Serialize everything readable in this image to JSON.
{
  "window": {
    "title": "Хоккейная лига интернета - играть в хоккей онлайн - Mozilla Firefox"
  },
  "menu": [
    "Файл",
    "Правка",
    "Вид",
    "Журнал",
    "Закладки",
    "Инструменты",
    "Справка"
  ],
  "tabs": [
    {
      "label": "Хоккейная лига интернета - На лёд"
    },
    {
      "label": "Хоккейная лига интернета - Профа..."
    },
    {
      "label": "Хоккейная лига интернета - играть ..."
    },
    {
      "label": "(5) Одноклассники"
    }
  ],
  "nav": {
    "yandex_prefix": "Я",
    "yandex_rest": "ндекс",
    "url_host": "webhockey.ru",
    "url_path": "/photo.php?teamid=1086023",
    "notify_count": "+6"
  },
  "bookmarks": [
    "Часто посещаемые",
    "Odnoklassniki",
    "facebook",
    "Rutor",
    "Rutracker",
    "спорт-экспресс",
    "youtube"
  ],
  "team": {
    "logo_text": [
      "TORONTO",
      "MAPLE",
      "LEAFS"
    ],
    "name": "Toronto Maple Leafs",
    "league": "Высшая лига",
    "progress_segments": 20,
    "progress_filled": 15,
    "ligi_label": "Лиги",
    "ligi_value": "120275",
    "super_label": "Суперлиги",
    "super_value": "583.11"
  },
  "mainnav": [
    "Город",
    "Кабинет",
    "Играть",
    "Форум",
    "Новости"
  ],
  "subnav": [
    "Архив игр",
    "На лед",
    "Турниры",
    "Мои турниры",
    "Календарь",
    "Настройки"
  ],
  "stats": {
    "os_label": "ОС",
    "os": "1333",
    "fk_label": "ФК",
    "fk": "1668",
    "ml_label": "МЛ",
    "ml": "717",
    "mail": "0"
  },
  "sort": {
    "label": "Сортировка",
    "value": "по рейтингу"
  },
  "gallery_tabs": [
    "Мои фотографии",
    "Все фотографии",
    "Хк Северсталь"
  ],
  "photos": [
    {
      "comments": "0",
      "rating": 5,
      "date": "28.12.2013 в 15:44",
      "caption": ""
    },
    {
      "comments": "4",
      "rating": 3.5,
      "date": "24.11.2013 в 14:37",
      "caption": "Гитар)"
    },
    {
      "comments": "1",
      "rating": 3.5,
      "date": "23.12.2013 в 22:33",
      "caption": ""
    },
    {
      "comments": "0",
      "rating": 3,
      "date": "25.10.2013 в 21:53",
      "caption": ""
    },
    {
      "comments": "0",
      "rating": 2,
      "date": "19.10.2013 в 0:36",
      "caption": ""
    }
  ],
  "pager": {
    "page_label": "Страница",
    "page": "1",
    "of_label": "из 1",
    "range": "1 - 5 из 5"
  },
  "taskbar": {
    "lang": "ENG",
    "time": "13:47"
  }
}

# # # #

Problem to work on: Set down the material above again, word for word.

Reply:
Serialize everything readable in this image to JSON.
{
  "window": {
    "title": "Хоккейная лига интернета - играть в хоккей онлайн - Mozilla Firefox"
  },
  "menu": [
    "Файл",
    "Правка",
    "Вид",
    "Журнал",
    "Закладки",
    "Инструменты",
    "Справка"
  ],
  "tabs": [
    {
      "label": "Хоккейная лига интернета - На лёд"
    },
    {
      "label": "Хоккейная лига интернета - Профа..."
    },
    {
      "label": "Хоккейная лига интернета - играть ..."
    },
    {
      "label": "(5) Одноклассники"
    }
  ],
  "nav": {
    "yandex_prefix": "Я",
    "yandex_rest": "ндекс",
    "url_host": "webhockey.ru",
    "url_path": "/photo.php?teamid=1086023",
    "notify_count": "+6"
  },
  "bookmarks": [
    "Часто посещаемые",
    "Odnoklassniki",
    "facebook",
    "Rutor",
    "Rutracker",
    "спорт-экспресс",
    "youtube"
  ],
  "team": {
    "logo_text": [
      "TORONTO",
      "MAPLE",
      "LEAFS"
    ],
    "name": "Toronto Maple Leafs",
    "league": "Высшая лига",
    "progress_segments": 20,
    "progress_filled": 15,
    "ligi_label": "Лиги",
    "ligi_value": "120275",
    "super_label": "Суперлиги",
    "super_value": "583.11"
  },
  "mainnav": [
    "Город",
    "Кабинет",
    "Играть",
    "Форум",
    "Новости"
  ],
  "subnav": [
    "Архив игр",
    "На лед",
    "Турниры",
    "Мои турниры",
    "Календарь",
    "Настройки"
  ],
  "stats": {
    "os_label": "ОС",
    "os": "1333",
    "fk_label": "ФК",
    "fk": "1668",
    "ml_label": "МЛ",
    "ml": "717",
    "mail": "0"
  },
  "sort": {
    "label": "Сортировка",
    "value": "по рейтингу"
  },
  "gallery_tabs": [
    "Мои фотографии",
    "Все фотографии",
    "Хк Северсталь"
  ],
  "photos": [
    {
      "comments": "0",
      "rating": 5,
      "date": "28.12.2013 в 15:44",
      "caption": ""
    },
    {
      "comments": "4",
      "rating": 3.5,
      "date": "24.11.2013 в 14:37",
      "caption": "Гитар)"
    },
    {
      "comments": "1",
      "rating": 3.5,
      "date": "23.12.2013 в 22:33",
      "caption": ""
    },
    {
      "comments": "0",
      "rating": 3,
      "date": "25.10.2013 в 21:53",
      "caption": ""
    },
    {
      "comments": "0",
      "rating": 2,
      "date": "19.10.2013 в 0:36",
      "caption": ""
    }
  ],
  "pager": {
    "page_label": "Страница",
    "page": "1",
    "of_label": "из 1",
    "range": "1 - 5 из 5"
  },
  "taskbar": {
    "lang": "ENG",
    "time": "13:47"
  }
}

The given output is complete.